Your task is to locate every line holding the string "right" and to copy each of them.

::: RAW RECORDS :::

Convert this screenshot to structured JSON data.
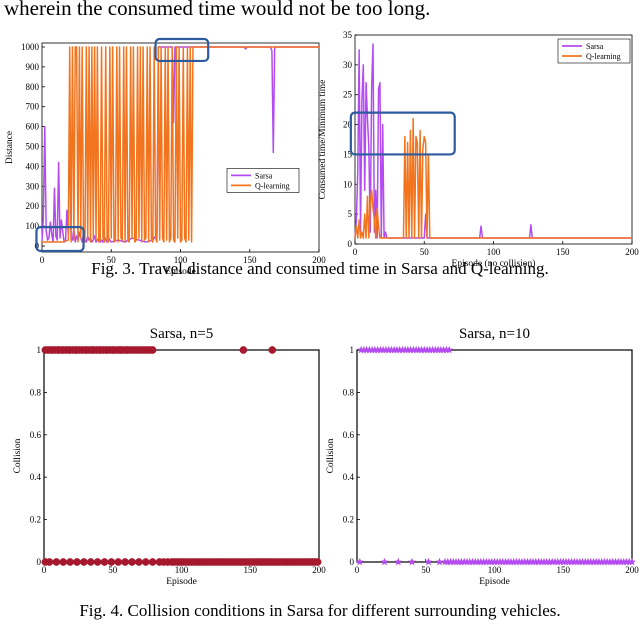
{
  "page": {
    "top_text": "wherein the consumed time would not be too long.",
    "fig3_caption": "Fig. 3. Travel distance and consumed time in Sarsa and Q-learning.",
    "fig4_caption": "Fig. 4. Collision conditions in Sarsa for different surrounding vehicles."
  },
  "colors": {
    "sarsa_line": "#b44bf0",
    "qlearning_line": "#f2741e",
    "sarsa_n5_marker": "#a5182d",
    "sarsa_n10_marker": "#b44bf0",
    "highlight_box": "#2e5a9e",
    "axis": "#000000"
  },
  "chart_data": [
    {
      "type": "line",
      "id": "distance",
      "title": "",
      "xlabel": "Episode",
      "ylabel": "Distance",
      "xlim": [
        0,
        200
      ],
      "ylim": [
        -30,
        1020
      ],
      "xticks": [
        0,
        50,
        100,
        150,
        200
      ],
      "yticks": [
        0,
        100,
        200,
        300,
        400,
        500,
        600,
        700,
        800,
        900,
        1000
      ],
      "grid": false,
      "legend": "center-right",
      "highlights": [
        {
          "x0": -4,
          "x1": 30,
          "y0": -25,
          "y1": 95
        },
        {
          "x0": 82,
          "x1": 120,
          "y0": 930,
          "y1": 1040
        }
      ],
      "series": [
        {
          "name": "Sarsa",
          "x": [
            0,
            1,
            2,
            3,
            4,
            5,
            6,
            7,
            8,
            9,
            10,
            11,
            12,
            13,
            14,
            15,
            16,
            17,
            18,
            19,
            20,
            21,
            22,
            23,
            24,
            25,
            26,
            27,
            28,
            29,
            30,
            31,
            32,
            33,
            34,
            35,
            36,
            37,
            38,
            39,
            40,
            41,
            42,
            43,
            44,
            45,
            46,
            47,
            48,
            49,
            50,
            55,
            60,
            65,
            70,
            75,
            80,
            83,
            84,
            86,
            88,
            90,
            92,
            94,
            95,
            96,
            97,
            98,
            99,
            100,
            105,
            110,
            120,
            140,
            146,
            147,
            148,
            160,
            165,
            166,
            167,
            168,
            170,
            180,
            190,
            200
          ],
          "y": [
            20,
            150,
            600,
            80,
            30,
            40,
            120,
            60,
            20,
            290,
            50,
            30,
            420,
            40,
            130,
            70,
            20,
            30,
            180,
            60,
            640,
            40,
            30,
            90,
            20,
            50,
            30,
            70,
            40,
            20,
            60,
            30,
            20,
            50,
            30,
            40,
            20,
            30,
            50,
            20,
            30,
            40,
            20,
            30,
            20,
            50,
            30,
            20,
            40,
            30,
            20,
            30,
            20,
            40,
            30,
            20,
            30,
            60,
            1000,
            1000,
            1000,
            1000,
            1000,
            1000,
            620,
            1000,
            1000,
            1000,
            1000,
            1000,
            1000,
            1000,
            1000,
            1000,
            1000,
            990,
            1000,
            1000,
            1000,
            980,
            470,
            1000,
            1000,
            1000,
            1000,
            1000
          ]
        },
        {
          "name": "Q-learning",
          "x": [
            0,
            5,
            10,
            15,
            19,
            20,
            21,
            22,
            23,
            24,
            25,
            26,
            27,
            28,
            29,
            30,
            31,
            32,
            33,
            34,
            35,
            36,
            37,
            38,
            39,
            40,
            41,
            42,
            43,
            44,
            45,
            46,
            47,
            48,
            49,
            50,
            51,
            52,
            53,
            54,
            55,
            56,
            57,
            58,
            59,
            60,
            61,
            62,
            63,
            64,
            65,
            66,
            67,
            68,
            69,
            70,
            71,
            72,
            73,
            74,
            75,
            76,
            77,
            78,
            79,
            80,
            81,
            82,
            83,
            84,
            85,
            86,
            87,
            88,
            89,
            90,
            91,
            92,
            93,
            94,
            95,
            96,
            97,
            98,
            99,
            100,
            101,
            102,
            103,
            104,
            105,
            106,
            107,
            108,
            109,
            110,
            120,
            150,
            200
          ],
          "y": [
            20,
            20,
            20,
            20,
            30,
            1000,
            20,
            1000,
            30,
            1000,
            1000,
            20,
            1000,
            40,
            1000,
            30,
            20,
            1000,
            30,
            1000,
            20,
            1000,
            40,
            1000,
            30,
            1000,
            20,
            30,
            1000,
            40,
            20,
            1000,
            30,
            20,
            1000,
            40,
            1000,
            20,
            30,
            1000,
            20,
            1000,
            40,
            30,
            1000,
            20,
            1000,
            30,
            20,
            1000,
            40,
            1000,
            20,
            30,
            1000,
            40,
            1000,
            20,
            1000,
            30,
            40,
            1000,
            20,
            1000,
            30,
            20,
            1000,
            40,
            20,
            1000,
            30,
            1000,
            40,
            20,
            1000,
            30,
            1000,
            20,
            40,
            1000,
            30,
            20,
            1000,
            40,
            1000,
            20,
            30,
            1000,
            40,
            20,
            1000,
            30,
            1000,
            20,
            1000,
            1000,
            1000,
            1000,
            1000
          ]
        }
      ]
    },
    {
      "type": "line",
      "id": "consumed_time",
      "title": "",
      "xlabel": "Episode (no collision)",
      "ylabel": "Consumed time/Minimum time",
      "xlim": [
        0,
        200
      ],
      "ylim": [
        0,
        35
      ],
      "xticks": [
        0,
        50,
        100,
        150,
        200
      ],
      "yticks": [
        0,
        5,
        10,
        15,
        20,
        25,
        30,
        35
      ],
      "grid": false,
      "legend": "top-right",
      "highlights": [
        {
          "x0": -3,
          "x1": 72,
          "y0": 15,
          "y1": 22
        }
      ],
      "series": [
        {
          "name": "Sarsa",
          "x": [
            0,
            1,
            2,
            3,
            4,
            5,
            6,
            7,
            8,
            9,
            10,
            11,
            12,
            13,
            14,
            15,
            16,
            17,
            18,
            19,
            20,
            21,
            22,
            23,
            24,
            25,
            30,
            40,
            50,
            51,
            52,
            53,
            54,
            55,
            60,
            89,
            90,
            91,
            92,
            95,
            100,
            125,
            126,
            127,
            128,
            130,
            150,
            200
          ],
          "y": [
            1,
            4,
            12,
            32.5,
            2,
            24,
            30,
            9,
            27,
            21,
            16,
            2,
            26,
            33.5,
            2,
            9,
            1,
            26,
            27,
            1,
            20,
            1,
            2,
            1,
            1,
            1,
            1,
            1,
            1,
            5,
            1,
            1,
            1,
            1,
            1,
            1,
            1,
            3,
            1,
            1,
            1,
            1,
            1,
            3.2,
            1,
            1,
            1,
            1
          ]
        },
        {
          "name": "Q-learning",
          "x": [
            0,
            1,
            2,
            3,
            4,
            5,
            6,
            7,
            8,
            9,
            10,
            11,
            12,
            13,
            14,
            15,
            16,
            17,
            18,
            20,
            30,
            35,
            36,
            37,
            38,
            39,
            40,
            41,
            42,
            43,
            44,
            45,
            46,
            47,
            48,
            49,
            50,
            51,
            52,
            53,
            54,
            55,
            60,
            100,
            200
          ],
          "y": [
            1,
            3,
            1,
            4,
            1,
            2,
            1,
            5,
            1,
            8,
            1,
            7,
            9,
            6,
            4,
            1,
            6,
            3,
            1,
            1,
            1,
            1,
            18,
            1,
            17,
            1,
            19,
            1,
            21,
            1,
            18,
            17,
            1,
            19,
            1,
            16,
            18,
            17,
            1,
            15,
            1,
            1,
            1,
            1,
            1
          ]
        }
      ]
    },
    {
      "type": "scatter",
      "id": "collision_n5",
      "title": "Sarsa, n=5",
      "xlabel": "Episode",
      "ylabel": "Collision",
      "xlim": [
        0,
        200
      ],
      "ylim": [
        0,
        1
      ],
      "xticks": [
        0,
        50,
        100,
        150,
        200
      ],
      "yticks": [
        0,
        0.2,
        0.4,
        0.6,
        0.8,
        1
      ],
      "grid": false,
      "marker": "circle",
      "series": [
        {
          "name": "",
          "x": [
            1,
            3,
            5,
            6,
            8,
            10,
            11,
            13,
            14,
            16,
            18,
            19,
            21,
            23,
            24,
            26,
            28,
            30,
            31,
            33,
            35,
            36,
            38,
            40,
            41,
            43,
            45,
            46,
            48,
            50,
            51,
            53,
            55,
            56,
            58,
            60,
            61,
            63,
            65,
            67,
            69,
            71,
            73,
            75,
            77,
            79,
            145,
            166,
            1,
            4,
            9,
            14,
            19,
            24,
            29,
            34,
            39,
            44,
            49,
            54,
            59,
            64,
            69,
            74,
            79,
            84,
            87,
            90,
            93,
            95,
            97,
            99,
            101,
            103,
            105,
            107,
            109,
            111,
            113,
            115,
            117,
            119,
            121,
            123,
            125,
            127,
            129,
            131,
            133,
            135,
            137,
            139,
            141,
            143,
            145,
            147,
            149,
            151,
            153,
            155,
            157,
            159,
            161,
            163,
            165,
            167,
            169,
            171,
            173,
            175,
            177,
            179,
            181,
            183,
            185,
            187,
            189,
            191,
            193,
            195,
            197,
            199
          ],
          "y": [
            1,
            1,
            1,
            1,
            1,
            1,
            1,
            1,
            1,
            1,
            1,
            1,
            1,
            1,
            1,
            1,
            1,
            1,
            1,
            1,
            1,
            1,
            1,
            1,
            1,
            1,
            1,
            1,
            1,
            1,
            1,
            1,
            1,
            1,
            1,
            1,
            1,
            1,
            1,
            1,
            1,
            1,
            1,
            1,
            1,
            1,
            1,
            1,
            0,
            0,
            0,
            0,
            0,
            0,
            0,
            0,
            0,
            0,
            0,
            0,
            0,
            0,
            0,
            0,
            0,
            0,
            0,
            0,
            0,
            0,
            0,
            0,
            0,
            0,
            0,
            0,
            0,
            0,
            0,
            0,
            0,
            0,
            0,
            0,
            0,
            0,
            0,
            0,
            0,
            0,
            0,
            0,
            0,
            0,
            0,
            0,
            0,
            0,
            0,
            0,
            0,
            0,
            0,
            0,
            0,
            0,
            0,
            0,
            0,
            0,
            0,
            0,
            0,
            0,
            0,
            0,
            0,
            0,
            0,
            0,
            0,
            0
          ]
        }
      ]
    },
    {
      "type": "scatter",
      "id": "collision_n10",
      "title": "Sarsa, n=10",
      "xlabel": "Episode",
      "ylabel": "Collision",
      "xlim": [
        0,
        200
      ],
      "ylim": [
        0,
        1
      ],
      "xticks": [
        0,
        50,
        100,
        150,
        200
      ],
      "yticks": [
        0,
        0.2,
        0.4,
        0.6,
        0.8,
        1
      ],
      "grid": false,
      "marker": "star",
      "series": [
        {
          "name": "",
          "x": [
            3,
            5,
            7,
            9,
            11,
            13,
            15,
            17,
            19,
            21,
            23,
            25,
            27,
            29,
            31,
            33,
            35,
            37,
            39,
            41,
            43,
            45,
            47,
            49,
            51,
            53,
            55,
            57,
            59,
            61,
            63,
            65,
            67,
            2,
            20,
            30,
            40,
            52,
            60,
            64,
            66,
            68,
            70,
            72,
            74,
            76,
            78,
            80,
            82,
            84,
            86,
            88,
            90,
            92,
            94,
            96,
            98,
            100,
            102,
            104,
            106,
            108,
            110,
            112,
            114,
            116,
            118,
            120,
            122,
            124,
            126,
            128,
            130,
            132,
            134,
            136,
            138,
            140,
            142,
            144,
            146,
            148,
            150,
            152,
            154,
            156,
            158,
            160,
            162,
            164,
            166,
            168,
            170,
            172,
            174,
            176,
            178,
            180,
            182,
            184,
            186,
            188,
            190,
            192,
            194,
            196,
            198,
            200
          ],
          "y": [
            1,
            1,
            1,
            1,
            1,
            1,
            1,
            1,
            1,
            1,
            1,
            1,
            1,
            1,
            1,
            1,
            1,
            1,
            1,
            1,
            1,
            1,
            1,
            1,
            1,
            1,
            1,
            1,
            1,
            1,
            1,
            1,
            1,
            0,
            0,
            0,
            0,
            0,
            0,
            0,
            0,
            0,
            0,
            0,
            0,
            0,
            0,
            0,
            0,
            0,
            0,
            0,
            0,
            0,
            0,
            0,
            0,
            0,
            0,
            0,
            0,
            0,
            0,
            0,
            0,
            0,
            0,
            0,
            0,
            0,
            0,
            0,
            0,
            0,
            0,
            0,
            0,
            0,
            0,
            0,
            0,
            0,
            0,
            0,
            0,
            0,
            0,
            0,
            0,
            0,
            0,
            0,
            0,
            0,
            0,
            0,
            0,
            0,
            0,
            0,
            0,
            0,
            0,
            0,
            0,
            0,
            0,
            0
          ]
        }
      ]
    }
  ]
}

:::

FINAL RESULT
      "legend": "center-right",
      "legend": "top-right",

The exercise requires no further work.